>> begin

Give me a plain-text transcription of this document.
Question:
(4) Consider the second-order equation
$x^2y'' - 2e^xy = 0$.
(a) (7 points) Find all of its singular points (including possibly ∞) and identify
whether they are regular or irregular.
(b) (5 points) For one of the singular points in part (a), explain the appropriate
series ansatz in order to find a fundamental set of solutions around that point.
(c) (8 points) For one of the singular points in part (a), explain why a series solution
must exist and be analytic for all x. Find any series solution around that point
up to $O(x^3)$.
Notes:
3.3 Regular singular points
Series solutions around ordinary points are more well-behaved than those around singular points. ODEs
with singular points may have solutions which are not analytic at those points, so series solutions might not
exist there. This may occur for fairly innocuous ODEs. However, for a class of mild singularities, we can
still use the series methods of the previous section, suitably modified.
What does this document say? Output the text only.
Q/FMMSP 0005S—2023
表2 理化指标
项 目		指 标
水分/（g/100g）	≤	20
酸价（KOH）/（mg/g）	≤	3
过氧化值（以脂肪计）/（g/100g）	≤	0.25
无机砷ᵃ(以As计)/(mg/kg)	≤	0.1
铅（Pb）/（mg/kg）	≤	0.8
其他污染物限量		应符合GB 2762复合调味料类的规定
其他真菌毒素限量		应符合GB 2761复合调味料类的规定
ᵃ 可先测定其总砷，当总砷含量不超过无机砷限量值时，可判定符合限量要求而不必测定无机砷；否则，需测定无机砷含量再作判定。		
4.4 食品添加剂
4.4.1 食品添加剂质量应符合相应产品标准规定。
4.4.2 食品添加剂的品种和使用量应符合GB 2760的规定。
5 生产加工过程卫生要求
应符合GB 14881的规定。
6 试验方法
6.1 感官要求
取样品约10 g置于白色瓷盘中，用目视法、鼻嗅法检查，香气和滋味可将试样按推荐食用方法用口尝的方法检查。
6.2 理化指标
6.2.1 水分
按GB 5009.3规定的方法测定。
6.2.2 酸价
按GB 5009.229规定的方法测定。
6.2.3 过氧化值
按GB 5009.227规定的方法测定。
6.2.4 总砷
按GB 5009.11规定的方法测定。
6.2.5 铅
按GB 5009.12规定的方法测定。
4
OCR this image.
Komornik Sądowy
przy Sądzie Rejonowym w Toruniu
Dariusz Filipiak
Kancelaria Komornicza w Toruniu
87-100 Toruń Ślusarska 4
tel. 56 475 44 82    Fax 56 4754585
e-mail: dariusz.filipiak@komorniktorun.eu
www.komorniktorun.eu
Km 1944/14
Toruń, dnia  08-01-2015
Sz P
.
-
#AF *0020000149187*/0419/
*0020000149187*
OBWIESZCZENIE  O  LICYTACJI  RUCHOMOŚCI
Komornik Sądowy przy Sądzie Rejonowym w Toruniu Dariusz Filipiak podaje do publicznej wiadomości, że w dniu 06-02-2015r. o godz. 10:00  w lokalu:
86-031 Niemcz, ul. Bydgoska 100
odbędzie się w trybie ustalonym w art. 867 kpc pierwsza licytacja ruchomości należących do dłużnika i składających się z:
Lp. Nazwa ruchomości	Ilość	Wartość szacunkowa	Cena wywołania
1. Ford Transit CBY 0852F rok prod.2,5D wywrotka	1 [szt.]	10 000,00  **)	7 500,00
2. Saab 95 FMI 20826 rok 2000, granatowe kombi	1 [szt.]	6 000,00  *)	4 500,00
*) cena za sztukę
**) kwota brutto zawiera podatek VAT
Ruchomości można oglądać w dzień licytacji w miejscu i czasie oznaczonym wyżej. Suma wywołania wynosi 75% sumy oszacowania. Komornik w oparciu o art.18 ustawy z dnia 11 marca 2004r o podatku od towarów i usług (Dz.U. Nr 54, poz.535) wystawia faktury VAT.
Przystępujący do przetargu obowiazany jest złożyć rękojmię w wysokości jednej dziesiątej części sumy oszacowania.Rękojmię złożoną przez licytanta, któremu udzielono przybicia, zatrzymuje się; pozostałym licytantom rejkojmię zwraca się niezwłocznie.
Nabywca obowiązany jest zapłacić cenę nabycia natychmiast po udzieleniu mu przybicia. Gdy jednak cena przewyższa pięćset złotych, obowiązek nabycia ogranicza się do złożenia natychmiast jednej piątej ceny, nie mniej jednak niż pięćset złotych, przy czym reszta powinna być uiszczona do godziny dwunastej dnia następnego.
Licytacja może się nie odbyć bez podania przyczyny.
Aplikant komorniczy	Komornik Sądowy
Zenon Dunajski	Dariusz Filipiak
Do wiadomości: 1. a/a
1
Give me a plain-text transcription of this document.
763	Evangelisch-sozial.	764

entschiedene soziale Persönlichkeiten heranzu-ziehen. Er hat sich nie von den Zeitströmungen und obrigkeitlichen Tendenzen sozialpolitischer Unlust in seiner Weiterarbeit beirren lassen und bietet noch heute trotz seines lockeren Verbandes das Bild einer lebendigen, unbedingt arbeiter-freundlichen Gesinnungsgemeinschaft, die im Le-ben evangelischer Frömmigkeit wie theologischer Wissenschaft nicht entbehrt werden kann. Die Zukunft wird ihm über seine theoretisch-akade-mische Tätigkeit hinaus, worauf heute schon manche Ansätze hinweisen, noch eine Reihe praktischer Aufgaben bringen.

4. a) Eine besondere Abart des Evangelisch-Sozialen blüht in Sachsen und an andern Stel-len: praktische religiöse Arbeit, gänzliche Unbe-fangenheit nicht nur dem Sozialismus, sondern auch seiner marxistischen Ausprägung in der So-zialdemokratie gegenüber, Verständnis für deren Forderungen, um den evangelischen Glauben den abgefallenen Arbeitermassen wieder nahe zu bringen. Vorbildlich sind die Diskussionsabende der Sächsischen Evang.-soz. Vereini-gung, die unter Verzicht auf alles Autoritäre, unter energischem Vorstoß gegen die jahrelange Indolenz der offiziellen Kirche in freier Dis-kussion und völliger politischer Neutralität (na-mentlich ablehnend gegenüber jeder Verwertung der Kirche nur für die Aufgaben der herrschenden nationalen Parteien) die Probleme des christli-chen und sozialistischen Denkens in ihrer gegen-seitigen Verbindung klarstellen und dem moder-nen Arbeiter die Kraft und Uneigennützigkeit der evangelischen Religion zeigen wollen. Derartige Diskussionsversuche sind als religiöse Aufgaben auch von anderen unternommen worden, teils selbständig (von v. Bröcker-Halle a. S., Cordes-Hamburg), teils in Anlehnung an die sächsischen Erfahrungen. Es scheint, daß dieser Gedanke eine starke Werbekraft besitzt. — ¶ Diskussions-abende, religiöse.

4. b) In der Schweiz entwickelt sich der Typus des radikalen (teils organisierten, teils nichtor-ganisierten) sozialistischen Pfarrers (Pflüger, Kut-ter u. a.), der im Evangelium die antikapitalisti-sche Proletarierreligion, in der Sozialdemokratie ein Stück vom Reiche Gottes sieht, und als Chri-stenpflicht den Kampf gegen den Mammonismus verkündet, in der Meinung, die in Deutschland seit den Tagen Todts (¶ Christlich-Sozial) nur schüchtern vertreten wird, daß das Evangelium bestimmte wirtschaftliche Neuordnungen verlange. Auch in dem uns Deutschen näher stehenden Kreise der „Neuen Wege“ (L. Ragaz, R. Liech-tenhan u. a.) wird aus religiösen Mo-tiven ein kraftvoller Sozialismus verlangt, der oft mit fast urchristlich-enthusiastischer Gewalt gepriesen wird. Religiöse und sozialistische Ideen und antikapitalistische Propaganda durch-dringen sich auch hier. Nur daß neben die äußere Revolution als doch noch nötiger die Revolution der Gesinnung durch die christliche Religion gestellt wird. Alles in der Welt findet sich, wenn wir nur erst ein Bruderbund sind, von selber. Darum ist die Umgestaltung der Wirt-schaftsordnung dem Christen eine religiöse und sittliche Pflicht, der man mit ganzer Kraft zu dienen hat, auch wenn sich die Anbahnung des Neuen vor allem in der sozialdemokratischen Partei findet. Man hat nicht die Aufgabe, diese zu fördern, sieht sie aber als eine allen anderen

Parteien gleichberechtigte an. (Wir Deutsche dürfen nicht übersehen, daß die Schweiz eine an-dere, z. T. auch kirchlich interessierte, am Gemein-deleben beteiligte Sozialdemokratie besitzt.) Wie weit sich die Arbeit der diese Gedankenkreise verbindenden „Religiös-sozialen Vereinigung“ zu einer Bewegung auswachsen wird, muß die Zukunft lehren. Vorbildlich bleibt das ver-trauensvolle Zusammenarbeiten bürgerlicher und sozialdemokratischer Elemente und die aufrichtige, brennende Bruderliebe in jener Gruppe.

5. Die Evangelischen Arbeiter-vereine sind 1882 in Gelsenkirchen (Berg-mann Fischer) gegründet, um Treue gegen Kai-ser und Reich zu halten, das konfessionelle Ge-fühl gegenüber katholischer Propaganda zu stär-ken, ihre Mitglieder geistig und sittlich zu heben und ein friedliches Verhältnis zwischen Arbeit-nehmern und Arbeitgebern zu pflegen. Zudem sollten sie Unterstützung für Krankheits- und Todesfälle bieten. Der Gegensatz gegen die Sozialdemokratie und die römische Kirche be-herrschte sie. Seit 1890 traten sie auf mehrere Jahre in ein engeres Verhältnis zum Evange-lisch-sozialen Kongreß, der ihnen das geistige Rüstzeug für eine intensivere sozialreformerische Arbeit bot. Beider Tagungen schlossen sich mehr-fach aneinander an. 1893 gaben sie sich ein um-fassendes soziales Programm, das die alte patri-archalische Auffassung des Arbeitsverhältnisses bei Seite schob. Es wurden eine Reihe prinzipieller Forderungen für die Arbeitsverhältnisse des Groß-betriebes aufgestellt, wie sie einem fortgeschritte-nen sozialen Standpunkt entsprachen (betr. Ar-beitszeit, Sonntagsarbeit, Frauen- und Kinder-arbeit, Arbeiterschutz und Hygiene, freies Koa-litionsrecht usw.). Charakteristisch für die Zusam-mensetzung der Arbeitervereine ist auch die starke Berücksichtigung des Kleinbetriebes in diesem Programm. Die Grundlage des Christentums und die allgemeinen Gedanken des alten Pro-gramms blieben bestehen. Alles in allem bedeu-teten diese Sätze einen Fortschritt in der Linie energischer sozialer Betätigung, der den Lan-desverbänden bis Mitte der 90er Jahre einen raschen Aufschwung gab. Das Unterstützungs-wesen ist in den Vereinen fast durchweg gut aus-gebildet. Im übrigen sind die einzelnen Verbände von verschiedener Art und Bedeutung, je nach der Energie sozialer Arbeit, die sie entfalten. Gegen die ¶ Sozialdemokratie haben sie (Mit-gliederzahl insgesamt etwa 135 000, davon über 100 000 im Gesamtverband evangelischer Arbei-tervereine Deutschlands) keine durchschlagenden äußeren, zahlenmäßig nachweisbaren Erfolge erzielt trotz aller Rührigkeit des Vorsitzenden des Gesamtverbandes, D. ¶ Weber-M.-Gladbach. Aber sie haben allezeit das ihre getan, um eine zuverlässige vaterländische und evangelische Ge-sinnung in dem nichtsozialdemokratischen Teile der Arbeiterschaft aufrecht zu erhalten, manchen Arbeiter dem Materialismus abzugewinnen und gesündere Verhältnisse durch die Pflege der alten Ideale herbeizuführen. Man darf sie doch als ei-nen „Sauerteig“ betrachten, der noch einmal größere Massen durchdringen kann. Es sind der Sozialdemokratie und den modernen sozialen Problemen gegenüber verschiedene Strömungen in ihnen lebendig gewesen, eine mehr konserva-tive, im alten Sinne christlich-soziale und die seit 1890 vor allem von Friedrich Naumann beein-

>> end

Your task
Which lines of the data above contain "Toruniu"? Copy each one.

Answer to the problem
przy Sądzie Rejonowym w Toruniu
Kancelaria Komornicza w Toruniu
Komornik Sądowy przy Sądzie Rejonowym w Toruniu Dariusz Filipiak podaje do publicznej wiadomości, że w dniu 06-02-2015r. o godz. 10:00  w lokalu:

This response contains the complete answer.